[Written problem]
Copy each line in which the string "CERTIPOSTAL" occurs.

[Input records]
---+---
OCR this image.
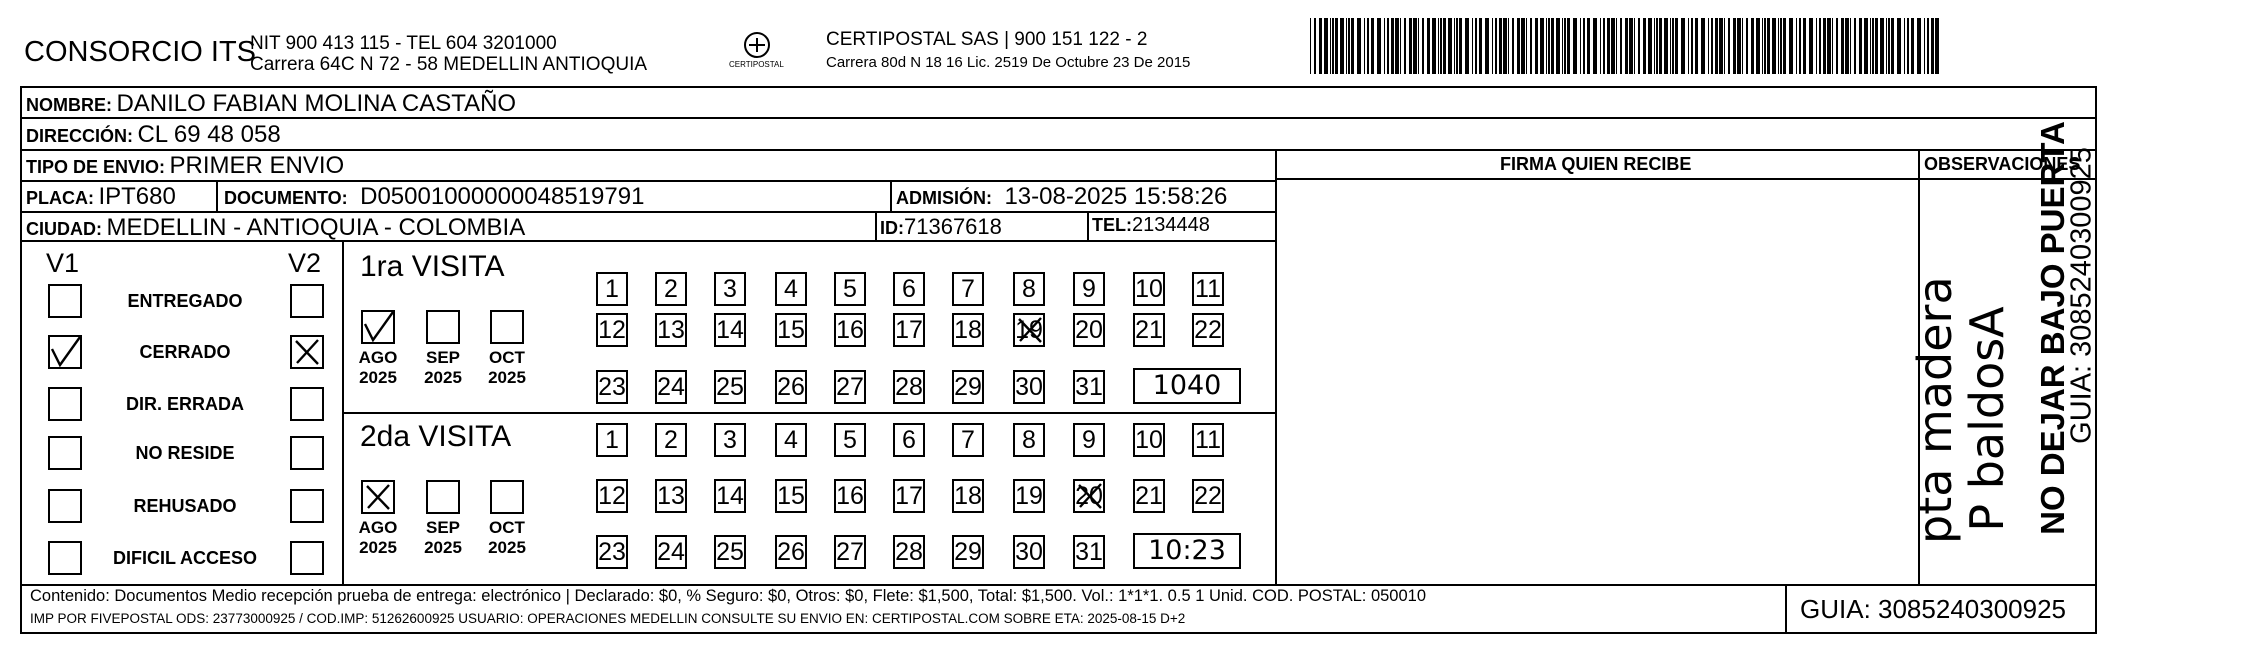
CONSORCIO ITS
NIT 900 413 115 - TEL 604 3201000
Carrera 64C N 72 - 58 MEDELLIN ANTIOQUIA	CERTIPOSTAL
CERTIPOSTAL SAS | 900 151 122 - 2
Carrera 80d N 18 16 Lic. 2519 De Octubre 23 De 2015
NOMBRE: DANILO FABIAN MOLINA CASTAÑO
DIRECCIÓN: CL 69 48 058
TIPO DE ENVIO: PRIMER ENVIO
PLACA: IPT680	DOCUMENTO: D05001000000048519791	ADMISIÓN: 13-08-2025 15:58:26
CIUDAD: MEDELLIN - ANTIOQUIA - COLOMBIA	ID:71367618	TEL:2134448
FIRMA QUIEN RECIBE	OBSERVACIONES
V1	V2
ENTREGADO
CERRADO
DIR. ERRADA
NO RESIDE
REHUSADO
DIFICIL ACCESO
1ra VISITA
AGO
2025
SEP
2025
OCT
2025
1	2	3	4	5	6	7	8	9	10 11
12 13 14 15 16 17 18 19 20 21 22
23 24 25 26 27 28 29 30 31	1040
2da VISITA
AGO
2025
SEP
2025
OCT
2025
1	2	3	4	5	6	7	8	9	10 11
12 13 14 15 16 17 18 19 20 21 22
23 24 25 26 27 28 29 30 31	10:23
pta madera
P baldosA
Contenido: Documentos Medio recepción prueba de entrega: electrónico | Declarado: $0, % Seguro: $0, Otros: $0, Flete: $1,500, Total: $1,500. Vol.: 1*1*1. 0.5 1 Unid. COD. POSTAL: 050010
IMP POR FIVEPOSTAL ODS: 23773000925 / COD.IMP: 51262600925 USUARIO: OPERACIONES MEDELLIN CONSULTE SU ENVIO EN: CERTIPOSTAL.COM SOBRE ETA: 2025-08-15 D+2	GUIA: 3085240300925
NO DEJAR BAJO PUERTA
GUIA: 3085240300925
---+---
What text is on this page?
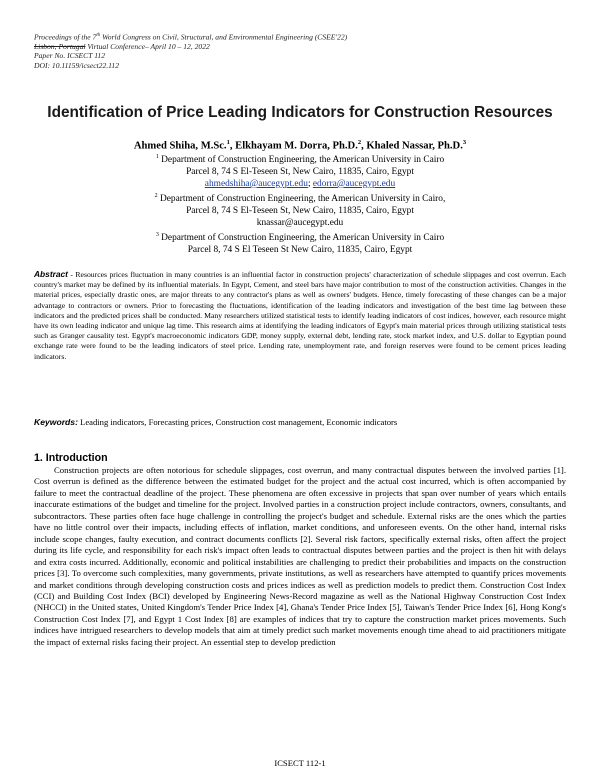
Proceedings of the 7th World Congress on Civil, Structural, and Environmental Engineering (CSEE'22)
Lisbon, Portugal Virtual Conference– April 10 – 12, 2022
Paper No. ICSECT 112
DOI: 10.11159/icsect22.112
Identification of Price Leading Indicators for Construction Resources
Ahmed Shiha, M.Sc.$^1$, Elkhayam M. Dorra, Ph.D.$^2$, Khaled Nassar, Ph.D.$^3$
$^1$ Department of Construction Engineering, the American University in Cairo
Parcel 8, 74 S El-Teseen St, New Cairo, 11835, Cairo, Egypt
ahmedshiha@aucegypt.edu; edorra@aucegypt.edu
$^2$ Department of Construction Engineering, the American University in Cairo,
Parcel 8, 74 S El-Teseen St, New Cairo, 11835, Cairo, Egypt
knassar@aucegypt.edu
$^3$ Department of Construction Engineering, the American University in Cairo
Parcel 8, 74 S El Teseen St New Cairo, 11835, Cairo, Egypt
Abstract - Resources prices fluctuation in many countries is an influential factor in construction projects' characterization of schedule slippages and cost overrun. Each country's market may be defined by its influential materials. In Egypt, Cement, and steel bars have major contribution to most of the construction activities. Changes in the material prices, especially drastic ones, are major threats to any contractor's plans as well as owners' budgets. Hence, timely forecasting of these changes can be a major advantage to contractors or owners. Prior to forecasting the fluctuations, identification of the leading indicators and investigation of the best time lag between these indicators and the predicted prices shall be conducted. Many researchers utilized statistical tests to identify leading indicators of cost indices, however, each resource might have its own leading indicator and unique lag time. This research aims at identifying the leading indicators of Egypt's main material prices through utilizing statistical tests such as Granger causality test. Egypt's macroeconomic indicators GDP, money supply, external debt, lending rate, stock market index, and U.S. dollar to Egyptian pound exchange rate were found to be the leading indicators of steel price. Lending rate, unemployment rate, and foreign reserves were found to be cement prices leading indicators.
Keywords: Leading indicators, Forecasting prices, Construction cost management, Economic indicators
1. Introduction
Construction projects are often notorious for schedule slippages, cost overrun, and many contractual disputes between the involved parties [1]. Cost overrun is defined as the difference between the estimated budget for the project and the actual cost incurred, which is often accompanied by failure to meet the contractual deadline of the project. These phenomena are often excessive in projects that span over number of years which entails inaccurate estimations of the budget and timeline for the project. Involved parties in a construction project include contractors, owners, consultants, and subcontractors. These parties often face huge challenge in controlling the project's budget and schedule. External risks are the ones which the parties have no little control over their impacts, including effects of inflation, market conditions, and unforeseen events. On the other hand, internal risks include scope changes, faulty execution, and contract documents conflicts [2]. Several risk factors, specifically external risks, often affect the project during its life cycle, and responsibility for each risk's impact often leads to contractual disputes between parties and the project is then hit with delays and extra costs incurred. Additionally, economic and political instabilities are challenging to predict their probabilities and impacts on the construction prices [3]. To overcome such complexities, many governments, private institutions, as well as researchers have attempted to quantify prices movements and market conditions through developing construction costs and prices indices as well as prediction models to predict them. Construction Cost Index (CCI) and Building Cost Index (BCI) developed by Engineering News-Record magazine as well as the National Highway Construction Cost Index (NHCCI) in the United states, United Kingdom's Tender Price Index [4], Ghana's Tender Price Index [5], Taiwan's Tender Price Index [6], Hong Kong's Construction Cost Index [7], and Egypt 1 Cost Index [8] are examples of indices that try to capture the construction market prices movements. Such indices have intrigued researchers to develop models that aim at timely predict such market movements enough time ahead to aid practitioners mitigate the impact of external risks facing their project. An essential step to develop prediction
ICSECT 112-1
---+---
[Written response]
Carrera 64C N 72 - 58 MEDELLIN ANTIOQUIA	CERTIPOSTAL
CERTIPOSTAL SAS | 900 151 122 - 2
IMP POR FIVEPOSTAL ODS: 23773000925 / COD.IMP: 51262600925 USUARIO: OPERACIONES MEDELLIN CONSULTE SU ENVIO EN: CERTIPOSTAL.COM SOBRE ETA: 2025-08-15 D+2	GUIA: 3085240300925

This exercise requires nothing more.